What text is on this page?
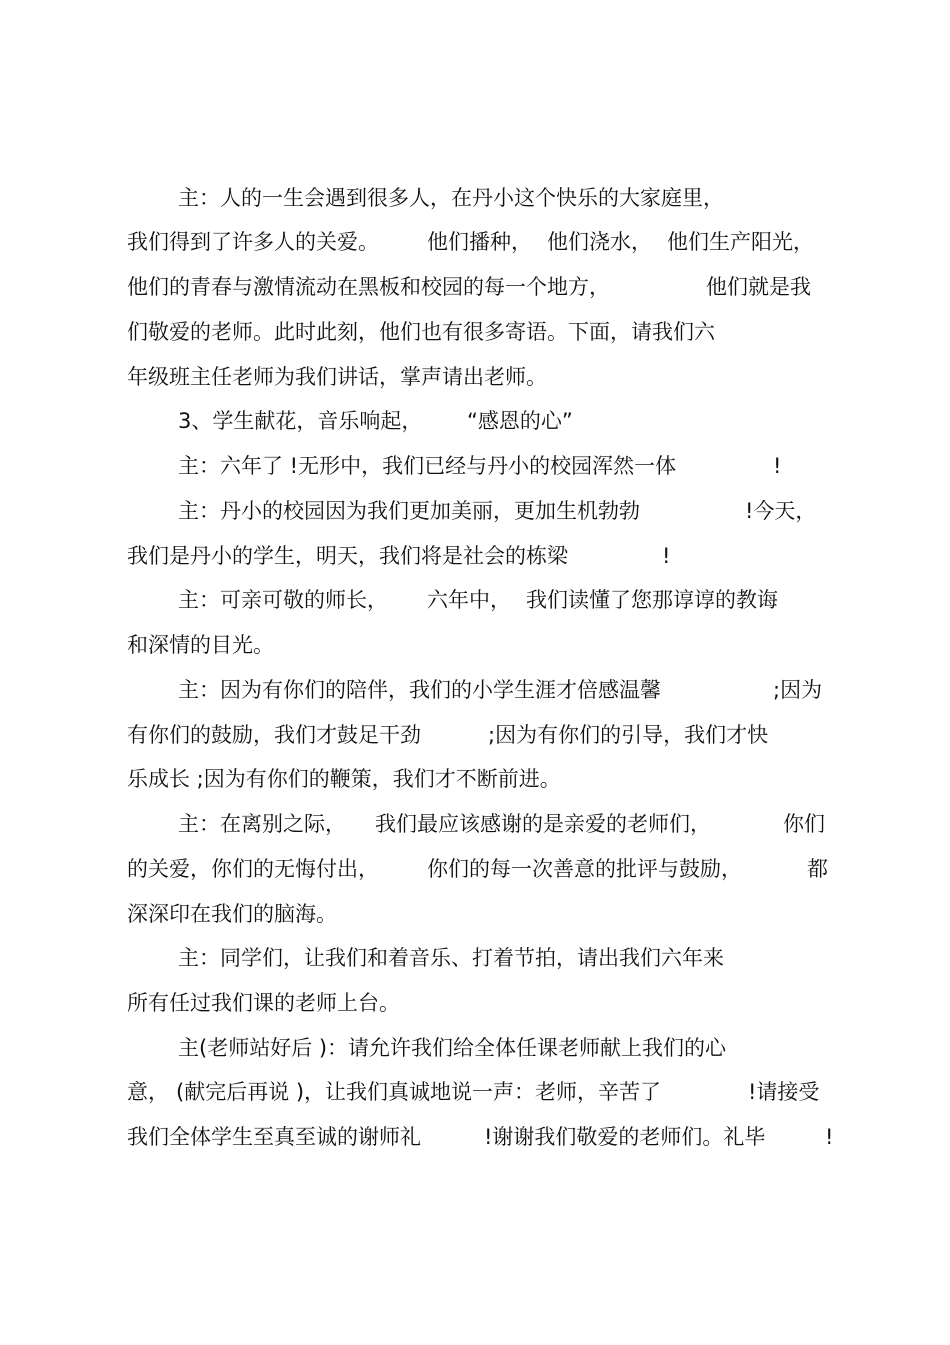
主：人的一生会遇到很多人，在丹小这个快乐的大家庭里，
我们得到了许多人的关爱。 他们播种， 他们浇水， 他们生产阳光，
他们的青春与激情流动在黑板和校园的每一个地方，	他们就是我
们敬爱的老师。此时此刻，他们也有很多寄语。下面，请我们六
年级班主任老师为我们讲话，掌声请出老师。
3、学生献花，音乐响起， “感恩的心”
主：六年了 !无形中，我们已经与丹小的校园浑然一体	!
主：丹小的校园因为我们更加美丽，更加生机勃勃	!今天，
我们是丹小的学生，明天，我们将是社会的栋梁	!
主：可亲可敬的师长， 六年中， 我们读懂了您那谆谆的教诲
和深情的目光。
主：因为有你们的陪伴，我们的小学生涯才倍感温馨	;因为
有你们的鼓励，我们才鼓足干劲	;因为有你们的引导，我们才快
乐成长 ;因为有你们的鞭策，我们才不断前进。
主：在离别之际， 我们最应该感谢的是亲爱的老师们，	你们
的关爱，你们的无悔付出， 你们的每一次善意的批评与鼓励，	都
深深印在我们的脑海。
主：同学们，让我们和着音乐、打着节拍，请出我们六年来
所有任过我们课的老师上台。
主(老师站好后 )：请允许我们给全体任课老师献上我们的心
意， (献完后再说 )，让我们真诚地说一声：老师，辛苦了	!请接受
我们全体学生至真至诚的谢师礼	!谢谢我们敬爱的老师们。礼毕	!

============================================================

§ DIRECTIONS: Without including any picture, retype the entries exactly.

§ ANSWER TO THE TASK:
What text is on this page?
主：人的一生会遇到很多人，在丹小这个快乐的大家庭里，
我们得到了许多人的关爱。 他们播种， 他们浇水， 他们生产阳光，
他们的青春与激情流动在黑板和校园的每一个地方，	他们就是我
们敬爱的老师。此时此刻，他们也有很多寄语。下面，请我们六
年级班主任老师为我们讲话，掌声请出老师。
3、学生献花，音乐响起， “感恩的心”
主：六年了 !无形中，我们已经与丹小的校园浑然一体	!
主：丹小的校园因为我们更加美丽，更加生机勃勃	!今天，
我们是丹小的学生，明天，我们将是社会的栋梁	!
主：可亲可敬的师长， 六年中， 我们读懂了您那谆谆的教诲
和深情的目光。
主：因为有你们的陪伴，我们的小学生涯才倍感温馨	;因为
有你们的鼓励，我们才鼓足干劲	;因为有你们的引导，我们才快
乐成长 ;因为有你们的鞭策，我们才不断前进。
主：在离别之际， 我们最应该感谢的是亲爱的老师们，	你们
的关爱，你们的无悔付出， 你们的每一次善意的批评与鼓励，	都
深深印在我们的脑海。
主：同学们，让我们和着音乐、打着节拍，请出我们六年来
所有任过我们课的老师上台。
主(老师站好后 )：请允许我们给全体任课老师献上我们的心
意， (献完后再说 )，让我们真诚地说一声：老师，辛苦了	!请接受
我们全体学生至真至诚的谢师礼	!谢谢我们敬爱的老师们。礼毕	!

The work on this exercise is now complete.